Assigned task: Retype each line below precisely.

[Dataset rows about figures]
....
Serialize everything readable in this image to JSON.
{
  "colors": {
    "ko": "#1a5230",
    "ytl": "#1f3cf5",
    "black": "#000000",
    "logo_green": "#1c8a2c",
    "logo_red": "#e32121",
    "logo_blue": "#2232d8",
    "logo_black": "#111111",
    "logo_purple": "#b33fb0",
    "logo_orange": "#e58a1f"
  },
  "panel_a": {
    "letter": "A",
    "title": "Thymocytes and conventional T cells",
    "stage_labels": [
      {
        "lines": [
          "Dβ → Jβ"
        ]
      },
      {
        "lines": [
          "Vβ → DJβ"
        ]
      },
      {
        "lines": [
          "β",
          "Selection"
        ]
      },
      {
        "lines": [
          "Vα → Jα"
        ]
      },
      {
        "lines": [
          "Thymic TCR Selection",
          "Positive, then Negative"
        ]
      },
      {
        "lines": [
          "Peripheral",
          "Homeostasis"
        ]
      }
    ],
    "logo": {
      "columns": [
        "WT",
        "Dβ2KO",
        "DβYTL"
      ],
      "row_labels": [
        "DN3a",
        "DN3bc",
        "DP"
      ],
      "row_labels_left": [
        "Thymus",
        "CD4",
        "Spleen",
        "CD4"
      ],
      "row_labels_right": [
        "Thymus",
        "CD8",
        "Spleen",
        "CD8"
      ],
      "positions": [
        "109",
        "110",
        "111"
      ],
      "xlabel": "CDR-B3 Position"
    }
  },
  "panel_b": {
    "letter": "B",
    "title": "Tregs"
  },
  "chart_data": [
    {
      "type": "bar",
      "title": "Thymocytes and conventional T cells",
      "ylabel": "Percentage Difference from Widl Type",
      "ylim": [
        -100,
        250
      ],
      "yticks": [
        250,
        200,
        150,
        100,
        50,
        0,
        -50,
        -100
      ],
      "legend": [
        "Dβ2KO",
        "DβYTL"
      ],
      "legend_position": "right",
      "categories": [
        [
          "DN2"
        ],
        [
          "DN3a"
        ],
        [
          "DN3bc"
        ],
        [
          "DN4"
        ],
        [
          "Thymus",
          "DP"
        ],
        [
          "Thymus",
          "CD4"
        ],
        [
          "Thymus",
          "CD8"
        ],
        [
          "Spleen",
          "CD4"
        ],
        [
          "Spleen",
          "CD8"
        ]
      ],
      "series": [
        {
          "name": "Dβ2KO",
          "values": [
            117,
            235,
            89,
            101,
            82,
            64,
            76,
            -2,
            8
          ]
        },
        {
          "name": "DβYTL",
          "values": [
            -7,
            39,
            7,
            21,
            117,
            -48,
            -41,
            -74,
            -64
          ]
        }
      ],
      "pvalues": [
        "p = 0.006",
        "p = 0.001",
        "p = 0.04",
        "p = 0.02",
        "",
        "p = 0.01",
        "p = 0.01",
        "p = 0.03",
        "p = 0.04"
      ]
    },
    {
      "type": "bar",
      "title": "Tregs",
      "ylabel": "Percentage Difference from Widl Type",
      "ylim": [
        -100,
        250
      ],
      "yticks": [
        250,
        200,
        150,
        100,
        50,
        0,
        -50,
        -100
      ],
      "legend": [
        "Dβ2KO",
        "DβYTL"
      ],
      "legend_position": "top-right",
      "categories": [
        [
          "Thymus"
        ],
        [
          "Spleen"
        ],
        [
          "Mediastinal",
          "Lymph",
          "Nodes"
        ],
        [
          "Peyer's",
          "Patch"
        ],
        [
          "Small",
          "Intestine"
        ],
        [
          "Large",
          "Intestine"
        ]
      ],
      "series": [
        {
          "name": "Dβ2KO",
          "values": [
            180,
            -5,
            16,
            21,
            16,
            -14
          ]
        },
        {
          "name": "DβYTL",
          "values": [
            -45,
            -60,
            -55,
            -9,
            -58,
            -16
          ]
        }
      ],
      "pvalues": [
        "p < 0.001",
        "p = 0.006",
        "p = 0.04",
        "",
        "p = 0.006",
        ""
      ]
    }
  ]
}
....
Solution to the problem:
Serialize everything readable in this image to JSON.
{
  "colors": {
    "ko": "#1a5230",
    "ytl": "#1f3cf5",
    "black": "#000000",
    "logo_green": "#1c8a2c",
    "logo_red": "#e32121",
    "logo_blue": "#2232d8",
    "logo_black": "#111111",
    "logo_purple": "#b33fb0",
    "logo_orange": "#e58a1f"
  },
  "panel_a": {
    "letter": "A",
    "title": "Thymocytes and conventional T cells",
    "stage_labels": [
      {
        "lines": [
          "Dβ → Jβ"
        ]
      },
      {
        "lines": [
          "Vβ → DJβ"
        ]
      },
      {
        "lines": [
          "β",
          "Selection"
        ]
      },
      {
        "lines": [
          "Vα → Jα"
        ]
      },
      {
        "lines": [
          "Thymic TCR Selection",
          "Positive, then Negative"
        ]
      },
      {
        "lines": [
          "Peripheral",
          "Homeostasis"
        ]
      }
    ],
    "logo": {
      "columns": [
        "WT",
        "Dβ2KO",
        "DβYTL"
      ],
      "row_labels": [
        "DN3a",
        "DN3bc",
        "DP"
      ],
      "row_labels_left": [
        "Thymus",
        "CD4",
        "Spleen",
        "CD4"
      ],
      "row_labels_right": [
        "Thymus",
        "CD8",
        "Spleen",
        "CD8"
      ],
      "positions": [
        "109",
        "110",
        "111"
      ],
      "xlabel": "CDR-B3 Position"
    }
  },
  "panel_b": {
    "letter": "B",
    "title": "Tregs"
  },
  "chart_data": [
    {
      "type": "bar",
      "title": "Thymocytes and conventional T cells",
      "ylabel": "Percentage Difference from Widl Type",
      "ylim": [
        -100,
        250
      ],
      "yticks": [
        250,
        200,
        150,
        100,
        50,
        0,
        -50,
        -100
      ],
      "legend": [
        "Dβ2KO",
        "DβYTL"
      ],
      "legend_position": "right",
      "categories": [
        [
          "DN2"
        ],
        [
          "DN3a"
        ],
        [
          "DN3bc"
        ],
        [
          "DN4"
        ],
        [
          "Thymus",
          "DP"
        ],
        [
          "Thymus",
          "CD4"
        ],
        [
          "Thymus",
          "CD8"
        ],
        [
          "Spleen",
          "CD4"
        ],
        [
          "Spleen",
          "CD8"
        ]
      ],
      "series": [
        {
          "name": "Dβ2KO",
          "values": [
            117,
            235,
            89,
            101,
            82,
            64,
            76,
            -2,
            8
          ]
        },
        {
          "name": "DβYTL",
          "values": [
            -7,
            39,
            7,
            21,
            117,
            -48,
            -41,
            -74,
            -64
          ]
        }
      ],
      "pvalues": [
        "p = 0.006",
        "p = 0.001",
        "p = 0.04",
        "p = 0.02",
        "",
        "p = 0.01",
        "p = 0.01",
        "p = 0.03",
        "p = 0.04"
      ]
    },
    {
      "type": "bar",
      "title": "Tregs",
      "ylabel": "Percentage Difference from Widl Type",
      "ylim": [
        -100,
        250
      ],
      "yticks": [
        250,
        200,
        150,
        100,
        50,
        0,
        -50,
        -100
      ],
      "legend": [
        "Dβ2KO",
        "DβYTL"
      ],
      "legend_position": "top-right",
      "categories": [
        [
          "Thymus"
        ],
        [
          "Spleen"
        ],
        [
          "Mediastinal",
          "Lymph",
          "Nodes"
        ],
        [
          "Peyer's",
          "Patch"
        ],
        [
          "Small",
          "Intestine"
        ],
        [
          "Large",
          "Intestine"
        ]
      ],
      "series": [
        {
          "name": "Dβ2KO",
          "values": [
            180,
            -5,
            16,
            21,
            16,
            -14
          ]
        },
        {
          "name": "DβYTL",
          "values": [
            -45,
            -60,
            -55,
            -9,
            -58,
            -16
          ]
        }
      ],
      "pvalues": [
        "p < 0.001",
        "p = 0.006",
        "p = 0.04",
        "",
        "p = 0.006",
        ""
      ]
    }
  ]
}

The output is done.